DATASET EXCERPTS:
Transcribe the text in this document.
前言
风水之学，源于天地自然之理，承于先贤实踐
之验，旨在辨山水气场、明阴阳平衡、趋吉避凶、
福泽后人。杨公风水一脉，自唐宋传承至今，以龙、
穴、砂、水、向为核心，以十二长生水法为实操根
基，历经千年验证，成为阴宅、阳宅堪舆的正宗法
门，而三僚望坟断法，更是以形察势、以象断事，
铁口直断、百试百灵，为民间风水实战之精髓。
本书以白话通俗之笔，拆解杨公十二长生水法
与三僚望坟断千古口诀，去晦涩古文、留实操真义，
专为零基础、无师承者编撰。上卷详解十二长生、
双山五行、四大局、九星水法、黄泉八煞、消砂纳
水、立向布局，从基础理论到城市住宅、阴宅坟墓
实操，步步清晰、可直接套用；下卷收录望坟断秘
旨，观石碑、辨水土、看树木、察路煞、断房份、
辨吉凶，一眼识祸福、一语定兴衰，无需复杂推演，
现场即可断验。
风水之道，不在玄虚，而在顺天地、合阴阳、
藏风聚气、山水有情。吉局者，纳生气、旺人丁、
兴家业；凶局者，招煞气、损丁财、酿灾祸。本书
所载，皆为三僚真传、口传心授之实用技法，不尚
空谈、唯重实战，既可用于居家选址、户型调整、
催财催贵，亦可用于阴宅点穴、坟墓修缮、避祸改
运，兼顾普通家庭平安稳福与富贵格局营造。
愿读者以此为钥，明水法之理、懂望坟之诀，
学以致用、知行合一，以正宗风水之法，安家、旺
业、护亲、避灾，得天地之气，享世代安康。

WHAT IS REQUIRED:
Emit the records above again, exactly, with no line skipped.

ANSWER TO THE TASK:
Transcribe the text in this document.
前言
风水之学，源于天地自然之理，承于先贤实踐
之验，旨在辨山水气场、明阴阳平衡、趋吉避凶、
福泽后人。杨公风水一脉，自唐宋传承至今，以龙、
穴、砂、水、向为核心，以十二长生水法为实操根
基，历经千年验证，成为阴宅、阳宅堪舆的正宗法
门，而三僚望坟断法，更是以形察势、以象断事，
铁口直断、百试百灵，为民间风水实战之精髓。
本书以白话通俗之笔，拆解杨公十二长生水法
与三僚望坟断千古口诀，去晦涩古文、留实操真义，
专为零基础、无师承者编撰。上卷详解十二长生、
双山五行、四大局、九星水法、黄泉八煞、消砂纳
水、立向布局，从基础理论到城市住宅、阴宅坟墓
实操，步步清晰、可直接套用；下卷收录望坟断秘
旨，观石碑、辨水土、看树木、察路煞、断房份、
辨吉凶，一眼识祸福、一语定兴衰，无需复杂推演，
现场即可断验。
风水之道，不在玄虚，而在顺天地、合阴阳、
藏风聚气、山水有情。吉局者，纳生气、旺人丁、
兴家业；凶局者，招煞气、损丁财、酿灾祸。本书
所载，皆为三僚真传、口传心授之实用技法，不尚
空谈、唯重实战，既可用于居家选址、户型调整、
催财催贵，亦可用于阴宅点穴、坟墓修缮、避祸改
运，兼顾普通家庭平安稳福与富贵格局营造。
愿读者以此为钥，明水法之理、懂望坟之诀，
学以致用、知行合一，以正宗风水之法，安家、旺
业、护亲、避灾，得天地之气，享世代安康。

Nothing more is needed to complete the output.